* _SHORT EXERCISE_
What follows is a listing. Return every line of it exactly.

* _SUPPLIED MATERIAL_
***

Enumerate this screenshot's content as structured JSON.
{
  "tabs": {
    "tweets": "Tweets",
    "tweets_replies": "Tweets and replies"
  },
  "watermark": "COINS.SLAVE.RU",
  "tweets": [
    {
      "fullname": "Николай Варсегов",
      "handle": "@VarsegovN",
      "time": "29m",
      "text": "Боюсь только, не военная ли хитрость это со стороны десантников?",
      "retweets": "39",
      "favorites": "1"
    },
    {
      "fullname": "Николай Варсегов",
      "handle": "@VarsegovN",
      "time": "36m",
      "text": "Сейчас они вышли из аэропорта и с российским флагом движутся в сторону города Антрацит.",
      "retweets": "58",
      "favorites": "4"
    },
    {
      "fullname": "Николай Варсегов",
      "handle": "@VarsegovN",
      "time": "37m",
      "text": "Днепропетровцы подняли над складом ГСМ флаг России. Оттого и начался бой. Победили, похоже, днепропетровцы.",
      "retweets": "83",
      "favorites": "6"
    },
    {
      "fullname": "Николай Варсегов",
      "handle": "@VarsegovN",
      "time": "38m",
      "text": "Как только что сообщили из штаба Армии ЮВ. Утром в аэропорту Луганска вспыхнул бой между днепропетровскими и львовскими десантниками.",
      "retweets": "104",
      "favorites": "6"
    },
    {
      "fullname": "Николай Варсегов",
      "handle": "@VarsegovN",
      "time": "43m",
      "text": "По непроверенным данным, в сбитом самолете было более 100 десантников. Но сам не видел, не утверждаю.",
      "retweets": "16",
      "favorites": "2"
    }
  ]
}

***

* _FINAL RESULT_
Enumerate this screenshot's content as structured JSON.
{
  "tabs": {
    "tweets": "Tweets",
    "tweets_replies": "Tweets and replies"
  },
  "watermark": "COINS.SLAVE.RU",
  "tweets": [
    {
      "fullname": "Николай Варсегов",
      "handle": "@VarsegovN",
      "time": "29m",
      "text": "Боюсь только, не военная ли хитрость это со стороны десантников?",
      "retweets": "39",
      "favorites": "1"
    },
    {
      "fullname": "Николай Варсегов",
      "handle": "@VarsegovN",
      "time": "36m",
      "text": "Сейчас они вышли из аэропорта и с российским флагом движутся в сторону города Антрацит.",
      "retweets": "58",
      "favorites": "4"
    },
    {
      "fullname": "Николай Варсегов",
      "handle": "@VarsegovN",
      "time": "37m",
      "text": "Днепропетровцы подняли над складом ГСМ флаг России. Оттого и начался бой. Победили, похоже, днепропетровцы.",
      "retweets": "83",
      "favorites": "6"
    },
    {
      "fullname": "Николай Варсегов",
      "handle": "@VarsegovN",
      "time": "38m",
      "text": "Как только что сообщили из штаба Армии ЮВ. Утром в аэропорту Луганска вспыхнул бой между днепропетровскими и львовскими десантниками.",
      "retweets": "104",
      "favorites": "6"
    },
    {
      "fullname": "Николай Варсегов",
      "handle": "@VarsegovN",
      "time": "43m",
      "text": "По непроверенным данным, в сбитом самолете было более 100 десантников. Но сам не видел, не утверждаю.",
      "retweets": "16",
      "favorites": "2"
    }
  ]
}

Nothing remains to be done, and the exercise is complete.